ASSIGNED TASK →
Pick up the passage on out-grower schemes and contract farming after its last sentence and write what comes next.

EXCERPT →
#####

But they also present several major problems. Out-grower schemes and contract farming often exclude precisely the groups that ActionAid works with most: the poor, women, the landless, and marginal or subsistence farmers.

Out-grower schemes offer access to land that would not otherwise be available to a company and can also be a disguised form of land grab. Such a project (with a plantation) is being implemented in a community in Tanzania that ActionAid has worked with for many years. People will be displaced, and land often used for growing food is being taken despite opposition from some local people. ActionAid found that many within the community had no details of the associated out-growers scheme. Overall, many believe they have not been adequately informed or consulted about the impacts the project will have on their livelihoods and their rights to food and land. This means that the whole project is a ‘land-grab’ under existing definitions.1

Criticisms of out-grower schemes and contract farming reveal the unequal power relationship between a company and farmers. Farmers often provide both the land and cheap labour, and at the same time carry most of the risk. An analysis of contracts found that many only include basic details that are unlikely to promote the interests of small farmers. For example few contracts stipulate the duration of the partnership or provide details on the specific inputs provided to farmers. Schemes are almost invariably geared towards (often non-food) crops for export or large urban markets. They therefore tend to consolidate and promote the role of large corporations in global agriculture supply chains.

#####

INFORMATION PROVIDED →
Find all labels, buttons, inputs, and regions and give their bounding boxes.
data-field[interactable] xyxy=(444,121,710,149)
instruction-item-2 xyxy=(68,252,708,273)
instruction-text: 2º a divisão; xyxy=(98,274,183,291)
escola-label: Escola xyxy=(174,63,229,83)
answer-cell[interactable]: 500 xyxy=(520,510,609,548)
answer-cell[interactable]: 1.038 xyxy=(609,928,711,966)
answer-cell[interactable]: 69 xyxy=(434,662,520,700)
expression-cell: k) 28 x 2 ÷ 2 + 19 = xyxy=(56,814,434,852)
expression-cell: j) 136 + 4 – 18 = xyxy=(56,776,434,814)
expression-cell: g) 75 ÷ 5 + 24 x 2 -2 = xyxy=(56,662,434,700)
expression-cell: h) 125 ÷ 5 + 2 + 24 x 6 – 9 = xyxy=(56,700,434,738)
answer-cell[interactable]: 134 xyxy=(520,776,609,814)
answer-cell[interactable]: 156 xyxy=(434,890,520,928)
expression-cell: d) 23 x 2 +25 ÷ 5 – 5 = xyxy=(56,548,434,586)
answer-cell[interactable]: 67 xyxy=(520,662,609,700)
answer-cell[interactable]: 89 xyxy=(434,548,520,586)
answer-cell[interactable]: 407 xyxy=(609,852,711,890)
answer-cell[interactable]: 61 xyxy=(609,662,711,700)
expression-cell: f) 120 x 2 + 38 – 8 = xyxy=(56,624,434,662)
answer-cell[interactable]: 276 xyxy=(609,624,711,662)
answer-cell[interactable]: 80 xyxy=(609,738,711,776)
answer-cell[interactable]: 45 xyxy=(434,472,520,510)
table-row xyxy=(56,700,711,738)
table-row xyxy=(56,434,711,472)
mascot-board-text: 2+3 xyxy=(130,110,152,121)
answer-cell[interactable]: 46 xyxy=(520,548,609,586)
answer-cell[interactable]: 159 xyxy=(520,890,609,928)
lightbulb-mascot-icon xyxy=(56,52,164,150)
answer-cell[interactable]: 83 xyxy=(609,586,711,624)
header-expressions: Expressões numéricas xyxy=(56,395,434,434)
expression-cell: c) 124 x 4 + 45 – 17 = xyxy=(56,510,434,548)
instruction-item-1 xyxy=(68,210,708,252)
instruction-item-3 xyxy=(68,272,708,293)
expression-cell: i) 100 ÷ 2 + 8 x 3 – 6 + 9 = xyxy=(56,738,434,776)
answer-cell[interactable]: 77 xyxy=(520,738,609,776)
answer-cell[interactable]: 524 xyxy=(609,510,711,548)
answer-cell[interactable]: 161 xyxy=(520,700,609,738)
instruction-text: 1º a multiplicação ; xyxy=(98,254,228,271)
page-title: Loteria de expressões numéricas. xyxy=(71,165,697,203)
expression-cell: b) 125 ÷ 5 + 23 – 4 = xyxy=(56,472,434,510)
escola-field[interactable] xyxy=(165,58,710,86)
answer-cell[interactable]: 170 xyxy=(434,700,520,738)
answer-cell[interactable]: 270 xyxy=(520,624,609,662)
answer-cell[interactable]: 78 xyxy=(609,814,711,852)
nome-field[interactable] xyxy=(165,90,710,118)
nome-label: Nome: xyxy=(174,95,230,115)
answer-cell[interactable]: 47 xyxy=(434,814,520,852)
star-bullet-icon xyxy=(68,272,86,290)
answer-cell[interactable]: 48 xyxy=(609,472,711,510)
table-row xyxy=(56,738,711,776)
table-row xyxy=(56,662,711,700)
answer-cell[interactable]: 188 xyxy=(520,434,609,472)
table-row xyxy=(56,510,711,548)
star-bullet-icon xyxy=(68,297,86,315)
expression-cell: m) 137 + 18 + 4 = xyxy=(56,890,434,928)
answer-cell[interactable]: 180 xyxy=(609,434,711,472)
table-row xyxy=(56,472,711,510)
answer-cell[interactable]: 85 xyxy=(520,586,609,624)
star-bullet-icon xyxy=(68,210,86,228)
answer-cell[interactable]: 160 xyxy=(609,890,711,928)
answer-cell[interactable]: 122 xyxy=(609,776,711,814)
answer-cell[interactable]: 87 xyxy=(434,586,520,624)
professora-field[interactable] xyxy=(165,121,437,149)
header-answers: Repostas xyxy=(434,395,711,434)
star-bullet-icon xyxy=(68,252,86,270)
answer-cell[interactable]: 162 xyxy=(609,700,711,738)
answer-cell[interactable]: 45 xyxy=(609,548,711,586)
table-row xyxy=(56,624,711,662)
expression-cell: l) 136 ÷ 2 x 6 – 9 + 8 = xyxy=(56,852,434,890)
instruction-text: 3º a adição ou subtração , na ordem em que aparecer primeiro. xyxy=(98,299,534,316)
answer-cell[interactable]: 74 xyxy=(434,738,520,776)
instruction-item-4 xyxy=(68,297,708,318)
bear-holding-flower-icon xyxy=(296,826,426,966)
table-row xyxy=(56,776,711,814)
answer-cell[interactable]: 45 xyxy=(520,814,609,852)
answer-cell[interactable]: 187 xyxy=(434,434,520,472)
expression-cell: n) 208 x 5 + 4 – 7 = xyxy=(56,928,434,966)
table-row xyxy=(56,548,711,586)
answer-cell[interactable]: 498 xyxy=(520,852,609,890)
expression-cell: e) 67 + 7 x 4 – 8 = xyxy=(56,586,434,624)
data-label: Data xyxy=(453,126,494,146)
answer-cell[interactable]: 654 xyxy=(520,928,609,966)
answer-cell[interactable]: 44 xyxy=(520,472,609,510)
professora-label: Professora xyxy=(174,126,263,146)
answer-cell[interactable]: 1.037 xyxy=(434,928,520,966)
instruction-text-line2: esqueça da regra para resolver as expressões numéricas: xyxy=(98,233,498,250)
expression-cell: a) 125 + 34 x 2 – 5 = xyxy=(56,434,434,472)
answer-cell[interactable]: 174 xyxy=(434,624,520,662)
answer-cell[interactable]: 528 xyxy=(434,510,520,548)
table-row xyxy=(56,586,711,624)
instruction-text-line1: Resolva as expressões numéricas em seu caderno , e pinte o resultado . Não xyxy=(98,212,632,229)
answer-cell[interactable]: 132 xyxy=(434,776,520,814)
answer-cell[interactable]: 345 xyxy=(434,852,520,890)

#####

SOLVED PROBLEM →
The evidence reveals that most existing contract farming and out-grower schemes are not an appropriate development model to tackle poverty and hunger; they rarely meet any of what ActionAid believes is the minimum requirements that would allow them to do so (see Box 2).

National government support to agriculture - especially public investment targeted at the poor, small-holder farmers and women rather than partnerships with large private companies – is proven to be one of the most important ways to achieve food security and alleviate poverty. ActionAid is not against all private investment in sustainable agriculture – small-scale producers and co-operatives, for example, are part of the private sector and have been instrumental in successfully tackling hunger in a number of countries.2 The world’s 500 million small farms produce the majority of food, particularly in developing countries, while simultaneously employing the most undernourished people in the world. Farmers themselves must be central to any strategy aimed at increasing the quantity and effectiveness of agricultural investment.